Dataset rows:

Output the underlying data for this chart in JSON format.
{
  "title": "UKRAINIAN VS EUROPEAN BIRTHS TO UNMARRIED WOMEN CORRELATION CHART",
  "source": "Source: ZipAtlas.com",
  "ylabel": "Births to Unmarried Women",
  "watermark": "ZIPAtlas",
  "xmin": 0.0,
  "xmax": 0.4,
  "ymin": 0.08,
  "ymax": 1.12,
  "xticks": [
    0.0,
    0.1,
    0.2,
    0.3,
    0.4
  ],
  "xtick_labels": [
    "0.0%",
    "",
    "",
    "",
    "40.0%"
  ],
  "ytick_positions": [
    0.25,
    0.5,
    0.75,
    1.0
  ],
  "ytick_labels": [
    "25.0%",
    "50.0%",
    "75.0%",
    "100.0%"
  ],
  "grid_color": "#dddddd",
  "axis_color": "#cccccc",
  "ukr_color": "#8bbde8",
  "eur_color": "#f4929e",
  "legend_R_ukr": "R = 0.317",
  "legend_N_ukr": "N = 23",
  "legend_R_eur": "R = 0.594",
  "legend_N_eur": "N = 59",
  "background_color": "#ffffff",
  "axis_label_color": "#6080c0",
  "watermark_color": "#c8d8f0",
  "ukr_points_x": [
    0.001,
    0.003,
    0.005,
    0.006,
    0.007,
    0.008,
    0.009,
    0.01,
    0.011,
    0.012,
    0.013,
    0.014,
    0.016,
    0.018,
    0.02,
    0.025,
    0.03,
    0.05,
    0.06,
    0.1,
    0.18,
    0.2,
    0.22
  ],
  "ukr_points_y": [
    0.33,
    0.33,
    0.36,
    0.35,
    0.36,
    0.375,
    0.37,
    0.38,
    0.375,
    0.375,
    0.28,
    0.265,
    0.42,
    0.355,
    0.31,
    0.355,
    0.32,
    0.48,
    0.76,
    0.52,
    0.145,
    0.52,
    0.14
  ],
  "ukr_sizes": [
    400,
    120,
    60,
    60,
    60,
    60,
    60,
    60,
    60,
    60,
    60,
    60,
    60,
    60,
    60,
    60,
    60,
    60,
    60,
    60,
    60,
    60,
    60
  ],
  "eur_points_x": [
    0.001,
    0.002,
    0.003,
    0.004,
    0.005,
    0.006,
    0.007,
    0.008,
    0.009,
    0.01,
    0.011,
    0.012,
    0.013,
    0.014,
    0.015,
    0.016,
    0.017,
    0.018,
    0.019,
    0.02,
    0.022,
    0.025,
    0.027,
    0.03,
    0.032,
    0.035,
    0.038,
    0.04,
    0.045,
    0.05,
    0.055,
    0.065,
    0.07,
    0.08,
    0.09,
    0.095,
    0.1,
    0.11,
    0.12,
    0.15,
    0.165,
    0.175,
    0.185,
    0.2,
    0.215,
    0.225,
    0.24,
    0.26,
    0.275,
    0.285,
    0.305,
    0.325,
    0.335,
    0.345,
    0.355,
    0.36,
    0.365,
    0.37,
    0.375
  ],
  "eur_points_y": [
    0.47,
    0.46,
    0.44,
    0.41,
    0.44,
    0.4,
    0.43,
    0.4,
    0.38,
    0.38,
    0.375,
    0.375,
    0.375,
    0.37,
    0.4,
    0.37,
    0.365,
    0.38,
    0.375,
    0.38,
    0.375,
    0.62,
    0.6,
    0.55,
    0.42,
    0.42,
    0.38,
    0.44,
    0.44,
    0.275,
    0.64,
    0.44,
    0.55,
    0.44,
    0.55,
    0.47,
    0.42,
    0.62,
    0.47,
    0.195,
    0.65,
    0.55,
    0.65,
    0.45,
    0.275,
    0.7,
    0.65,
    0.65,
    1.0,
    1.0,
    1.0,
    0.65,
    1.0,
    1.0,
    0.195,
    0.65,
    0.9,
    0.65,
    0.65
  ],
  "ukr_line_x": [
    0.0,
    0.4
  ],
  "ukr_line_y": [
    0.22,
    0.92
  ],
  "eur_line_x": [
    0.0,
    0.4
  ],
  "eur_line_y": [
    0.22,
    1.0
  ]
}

Given exercise:
Copy out the material above in its entirety. Every detail must match.

Written solution:
Output the underlying data for this chart in JSON format.
{
  "title": "UKRAINIAN VS EUROPEAN BIRTHS TO UNMARRIED WOMEN CORRELATION CHART",
  "source": "Source: ZipAtlas.com",
  "ylabel": "Births to Unmarried Women",
  "watermark": "ZIPAtlas",
  "xmin": 0.0,
  "xmax": 0.4,
  "ymin": 0.08,
  "ymax": 1.12,
  "xticks": [
    0.0,
    0.1,
    0.2,
    0.3,
    0.4
  ],
  "xtick_labels": [
    "0.0%",
    "",
    "",
    "",
    "40.0%"
  ],
  "ytick_positions": [
    0.25,
    0.5,
    0.75,
    1.0
  ],
  "ytick_labels": [
    "25.0%",
    "50.0%",
    "75.0%",
    "100.0%"
  ],
  "grid_color": "#dddddd",
  "axis_color": "#cccccc",
  "ukr_color": "#8bbde8",
  "eur_color": "#f4929e",
  "legend_R_ukr": "R = 0.317",
  "legend_N_ukr": "N = 23",
  "legend_R_eur": "R = 0.594",
  "legend_N_eur": "N = 59",
  "background_color": "#ffffff",
  "axis_label_color": "#6080c0",
  "watermark_color": "#c8d8f0",
  "ukr_points_x": [
    0.001,
    0.003,
    0.005,
    0.006,
    0.007,
    0.008,
    0.009,
    0.01,
    0.011,
    0.012,
    0.013,
    0.014,
    0.016,
    0.018,
    0.02,
    0.025,
    0.03,
    0.05,
    0.06,
    0.1,
    0.18,
    0.2,
    0.22
  ],
  "ukr_points_y": [
    0.33,
    0.33,
    0.36,
    0.35,
    0.36,
    0.375,
    0.37,
    0.38,
    0.375,
    0.375,
    0.28,
    0.265,
    0.42,
    0.355,
    0.31,
    0.355,
    0.32,
    0.48,
    0.76,
    0.52,
    0.145,
    0.52,
    0.14
  ],
  "ukr_sizes": [
    400,
    120,
    60,
    60,
    60,
    60,
    60,
    60,
    60,
    60,
    60,
    60,
    60,
    60,
    60,
    60,
    60,
    60,
    60,
    60,
    60,
    60,
    60
  ],
  "eur_points_x": [
    0.001,
    0.002,
    0.003,
    0.004,
    0.005,
    0.006,
    0.007,
    0.008,
    0.009,
    0.01,
    0.011,
    0.012,
    0.013,
    0.014,
    0.015,
    0.016,
    0.017,
    0.018,
    0.019,
    0.02,
    0.022,
    0.025,
    0.027,
    0.03,
    0.032,
    0.035,
    0.038,
    0.04,
    0.045,
    0.05,
    0.055,
    0.065,
    0.07,
    0.08,
    0.09,
    0.095,
    0.1,
    0.11,
    0.12,
    0.15,
    0.165,
    0.175,
    0.185,
    0.2,
    0.215,
    0.225,
    0.24,
    0.26,
    0.275,
    0.285,
    0.305,
    0.325,
    0.335,
    0.345,
    0.355,
    0.36,
    0.365,
    0.37,
    0.375
  ],
  "eur_points_y": [
    0.47,
    0.46,
    0.44,
    0.41,
    0.44,
    0.4,
    0.43,
    0.4,
    0.38,
    0.38,
    0.375,
    0.375,
    0.375,
    0.37,
    0.4,
    0.37,
    0.365,
    0.38,
    0.375,
    0.38,
    0.375,
    0.62,
    0.6,
    0.55,
    0.42,
    0.42,
    0.38,
    0.44,
    0.44,
    0.275,
    0.64,
    0.44,
    0.55,
    0.44,
    0.55,
    0.47,
    0.42,
    0.62,
    0.47,
    0.195,
    0.65,
    0.55,
    0.65,
    0.45,
    0.275,
    0.7,
    0.65,
    0.65,
    1.0,
    1.0,
    1.0,
    0.65,
    1.0,
    1.0,
    0.195,
    0.65,
    0.9,
    0.65,
    0.65
  ],
  "ukr_line_x": [
    0.0,
    0.4
  ],
  "ukr_line_y": [
    0.22,
    0.92
  ],
  "eur_line_x": [
    0.0,
    0.4
  ],
  "eur_line_y": [
    0.22,
    1.0
  ]
}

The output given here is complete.